* _What needs to be done_: Gather each line in the entries that includes the string "height".

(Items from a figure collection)
● ● ● ● ●

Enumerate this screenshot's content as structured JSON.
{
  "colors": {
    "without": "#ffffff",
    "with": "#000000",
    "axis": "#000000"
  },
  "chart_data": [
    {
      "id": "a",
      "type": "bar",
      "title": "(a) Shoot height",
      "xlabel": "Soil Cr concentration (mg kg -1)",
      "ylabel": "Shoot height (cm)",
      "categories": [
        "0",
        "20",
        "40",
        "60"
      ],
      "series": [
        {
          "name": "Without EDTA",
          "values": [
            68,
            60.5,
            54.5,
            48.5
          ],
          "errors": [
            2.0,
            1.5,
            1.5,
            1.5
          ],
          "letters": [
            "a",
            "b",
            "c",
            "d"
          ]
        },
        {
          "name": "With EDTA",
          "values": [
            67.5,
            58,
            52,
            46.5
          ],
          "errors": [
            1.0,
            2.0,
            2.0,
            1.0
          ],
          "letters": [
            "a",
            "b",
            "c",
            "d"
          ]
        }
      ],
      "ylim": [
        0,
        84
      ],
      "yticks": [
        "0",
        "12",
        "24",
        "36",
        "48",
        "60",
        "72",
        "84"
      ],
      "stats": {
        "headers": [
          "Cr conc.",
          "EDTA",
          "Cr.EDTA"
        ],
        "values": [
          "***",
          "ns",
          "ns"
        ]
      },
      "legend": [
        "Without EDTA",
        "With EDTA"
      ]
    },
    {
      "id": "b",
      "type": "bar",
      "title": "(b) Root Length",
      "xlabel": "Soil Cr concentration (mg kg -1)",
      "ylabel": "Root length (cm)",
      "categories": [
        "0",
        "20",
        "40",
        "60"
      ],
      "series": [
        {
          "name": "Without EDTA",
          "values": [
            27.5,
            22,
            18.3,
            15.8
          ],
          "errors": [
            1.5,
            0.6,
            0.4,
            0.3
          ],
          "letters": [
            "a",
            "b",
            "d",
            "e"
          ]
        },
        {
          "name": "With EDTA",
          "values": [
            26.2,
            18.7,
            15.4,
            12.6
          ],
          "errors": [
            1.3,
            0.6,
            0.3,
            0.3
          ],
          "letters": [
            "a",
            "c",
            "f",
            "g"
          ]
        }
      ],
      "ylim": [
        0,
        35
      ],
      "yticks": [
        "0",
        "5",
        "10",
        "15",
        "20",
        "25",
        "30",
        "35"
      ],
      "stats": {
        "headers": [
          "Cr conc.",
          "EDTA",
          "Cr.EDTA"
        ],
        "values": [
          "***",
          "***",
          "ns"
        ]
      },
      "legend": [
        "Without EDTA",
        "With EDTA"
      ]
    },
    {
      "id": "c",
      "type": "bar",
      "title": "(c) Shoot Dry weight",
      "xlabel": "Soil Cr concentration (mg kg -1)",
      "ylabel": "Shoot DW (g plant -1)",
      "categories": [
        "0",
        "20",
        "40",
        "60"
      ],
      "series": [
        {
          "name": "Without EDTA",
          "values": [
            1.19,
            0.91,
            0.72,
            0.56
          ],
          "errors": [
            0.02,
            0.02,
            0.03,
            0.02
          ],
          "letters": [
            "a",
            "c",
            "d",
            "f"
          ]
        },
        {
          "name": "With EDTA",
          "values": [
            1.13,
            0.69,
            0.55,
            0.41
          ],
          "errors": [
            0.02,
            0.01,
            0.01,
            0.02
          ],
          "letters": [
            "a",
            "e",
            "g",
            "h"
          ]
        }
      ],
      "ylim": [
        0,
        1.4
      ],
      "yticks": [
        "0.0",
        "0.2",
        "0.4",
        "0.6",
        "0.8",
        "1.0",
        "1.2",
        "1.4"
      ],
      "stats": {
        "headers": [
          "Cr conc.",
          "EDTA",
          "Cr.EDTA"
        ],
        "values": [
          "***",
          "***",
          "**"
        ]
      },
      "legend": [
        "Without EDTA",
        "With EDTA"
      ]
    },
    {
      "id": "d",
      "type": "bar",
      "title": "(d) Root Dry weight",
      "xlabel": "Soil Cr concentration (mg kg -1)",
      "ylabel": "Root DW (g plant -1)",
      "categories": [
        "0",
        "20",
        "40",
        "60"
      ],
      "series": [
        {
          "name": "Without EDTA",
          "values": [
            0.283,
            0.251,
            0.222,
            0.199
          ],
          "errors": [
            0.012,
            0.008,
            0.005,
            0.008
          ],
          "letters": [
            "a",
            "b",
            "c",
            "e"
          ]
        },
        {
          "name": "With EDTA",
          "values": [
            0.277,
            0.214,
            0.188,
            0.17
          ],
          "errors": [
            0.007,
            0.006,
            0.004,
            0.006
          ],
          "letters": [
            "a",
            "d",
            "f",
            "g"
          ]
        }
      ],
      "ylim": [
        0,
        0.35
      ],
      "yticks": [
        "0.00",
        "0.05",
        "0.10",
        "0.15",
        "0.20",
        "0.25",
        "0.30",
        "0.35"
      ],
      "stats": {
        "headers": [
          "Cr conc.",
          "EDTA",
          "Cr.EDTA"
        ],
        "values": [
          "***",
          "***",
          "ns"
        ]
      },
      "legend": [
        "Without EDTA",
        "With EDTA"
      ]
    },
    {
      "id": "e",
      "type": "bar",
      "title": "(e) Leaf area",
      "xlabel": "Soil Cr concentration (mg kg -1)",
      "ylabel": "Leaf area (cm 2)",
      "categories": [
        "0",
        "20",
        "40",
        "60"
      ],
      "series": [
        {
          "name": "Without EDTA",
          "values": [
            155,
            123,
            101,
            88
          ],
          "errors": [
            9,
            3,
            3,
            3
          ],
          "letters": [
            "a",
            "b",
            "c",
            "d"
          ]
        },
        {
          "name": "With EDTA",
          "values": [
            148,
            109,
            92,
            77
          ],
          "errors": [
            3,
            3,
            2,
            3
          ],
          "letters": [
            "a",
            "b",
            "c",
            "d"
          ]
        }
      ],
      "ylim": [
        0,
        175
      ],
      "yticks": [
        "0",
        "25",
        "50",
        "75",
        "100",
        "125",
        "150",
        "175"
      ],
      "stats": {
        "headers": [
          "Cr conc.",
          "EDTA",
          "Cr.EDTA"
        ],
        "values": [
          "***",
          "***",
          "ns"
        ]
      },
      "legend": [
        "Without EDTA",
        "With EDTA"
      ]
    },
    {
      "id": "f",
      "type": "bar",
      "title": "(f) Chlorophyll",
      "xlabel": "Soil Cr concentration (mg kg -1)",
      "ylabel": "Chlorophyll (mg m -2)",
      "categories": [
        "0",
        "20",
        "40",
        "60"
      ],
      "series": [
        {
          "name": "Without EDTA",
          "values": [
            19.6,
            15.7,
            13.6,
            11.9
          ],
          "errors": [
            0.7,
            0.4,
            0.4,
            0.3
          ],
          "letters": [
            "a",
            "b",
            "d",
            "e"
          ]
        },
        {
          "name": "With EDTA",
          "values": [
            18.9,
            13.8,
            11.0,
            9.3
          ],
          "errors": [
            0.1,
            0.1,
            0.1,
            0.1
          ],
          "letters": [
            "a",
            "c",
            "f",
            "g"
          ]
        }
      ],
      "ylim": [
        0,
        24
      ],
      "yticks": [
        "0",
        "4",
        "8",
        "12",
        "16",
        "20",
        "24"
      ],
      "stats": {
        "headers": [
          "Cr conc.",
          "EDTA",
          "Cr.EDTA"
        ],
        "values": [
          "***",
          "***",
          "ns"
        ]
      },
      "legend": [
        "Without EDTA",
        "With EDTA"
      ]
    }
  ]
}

● ● ● ● ●

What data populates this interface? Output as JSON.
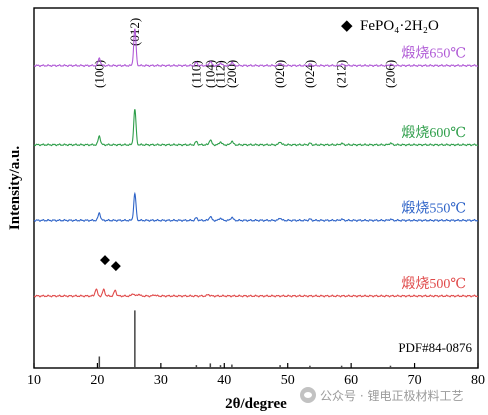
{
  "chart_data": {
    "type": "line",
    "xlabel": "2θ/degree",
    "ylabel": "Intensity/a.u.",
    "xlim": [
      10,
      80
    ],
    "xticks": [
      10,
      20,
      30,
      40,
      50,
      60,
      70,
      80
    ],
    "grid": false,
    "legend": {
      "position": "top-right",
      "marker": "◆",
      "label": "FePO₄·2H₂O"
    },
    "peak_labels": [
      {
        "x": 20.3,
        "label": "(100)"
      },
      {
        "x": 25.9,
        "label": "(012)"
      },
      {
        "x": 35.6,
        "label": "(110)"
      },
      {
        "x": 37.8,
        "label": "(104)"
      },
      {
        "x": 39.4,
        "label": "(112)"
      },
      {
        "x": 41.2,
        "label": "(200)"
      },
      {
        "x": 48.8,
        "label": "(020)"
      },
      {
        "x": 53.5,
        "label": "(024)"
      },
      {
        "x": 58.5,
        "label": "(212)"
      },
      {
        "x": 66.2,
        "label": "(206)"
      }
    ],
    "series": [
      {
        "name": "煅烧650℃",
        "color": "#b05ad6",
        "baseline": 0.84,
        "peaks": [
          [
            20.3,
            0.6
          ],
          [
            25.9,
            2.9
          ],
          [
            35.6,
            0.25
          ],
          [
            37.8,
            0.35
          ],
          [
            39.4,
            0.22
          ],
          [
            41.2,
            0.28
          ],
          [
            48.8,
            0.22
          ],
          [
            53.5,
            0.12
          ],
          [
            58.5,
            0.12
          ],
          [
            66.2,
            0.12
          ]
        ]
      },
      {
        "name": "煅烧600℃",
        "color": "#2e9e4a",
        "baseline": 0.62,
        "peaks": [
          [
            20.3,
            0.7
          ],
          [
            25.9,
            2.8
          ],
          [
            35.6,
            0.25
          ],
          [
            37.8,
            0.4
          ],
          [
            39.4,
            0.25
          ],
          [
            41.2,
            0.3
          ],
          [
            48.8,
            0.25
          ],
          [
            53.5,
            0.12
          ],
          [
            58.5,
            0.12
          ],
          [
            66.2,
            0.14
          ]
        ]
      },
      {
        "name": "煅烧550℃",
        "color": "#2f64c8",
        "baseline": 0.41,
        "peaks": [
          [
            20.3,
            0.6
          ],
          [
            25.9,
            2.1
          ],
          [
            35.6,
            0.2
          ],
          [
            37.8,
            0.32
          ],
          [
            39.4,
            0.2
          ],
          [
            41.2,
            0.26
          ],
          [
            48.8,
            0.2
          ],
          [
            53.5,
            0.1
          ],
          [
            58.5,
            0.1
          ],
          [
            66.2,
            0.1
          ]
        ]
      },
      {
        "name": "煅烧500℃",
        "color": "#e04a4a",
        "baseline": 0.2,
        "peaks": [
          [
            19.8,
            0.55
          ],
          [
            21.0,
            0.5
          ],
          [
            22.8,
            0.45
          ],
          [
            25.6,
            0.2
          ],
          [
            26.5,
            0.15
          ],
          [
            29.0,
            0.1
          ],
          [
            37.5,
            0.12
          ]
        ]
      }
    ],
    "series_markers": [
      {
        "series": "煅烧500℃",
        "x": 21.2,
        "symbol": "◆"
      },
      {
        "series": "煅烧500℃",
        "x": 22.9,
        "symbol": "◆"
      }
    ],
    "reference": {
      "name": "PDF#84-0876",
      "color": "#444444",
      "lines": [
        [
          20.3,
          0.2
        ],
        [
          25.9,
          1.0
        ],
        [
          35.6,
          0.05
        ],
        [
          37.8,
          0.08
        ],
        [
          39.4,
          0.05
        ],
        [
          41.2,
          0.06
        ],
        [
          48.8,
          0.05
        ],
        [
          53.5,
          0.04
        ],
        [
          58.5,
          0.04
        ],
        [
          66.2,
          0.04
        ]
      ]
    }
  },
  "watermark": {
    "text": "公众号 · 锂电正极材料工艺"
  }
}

● ● ● ● ●

* _Result of the task_:
      "title": "(a) Shoot height",
      "ylabel": "Shoot height (cm)",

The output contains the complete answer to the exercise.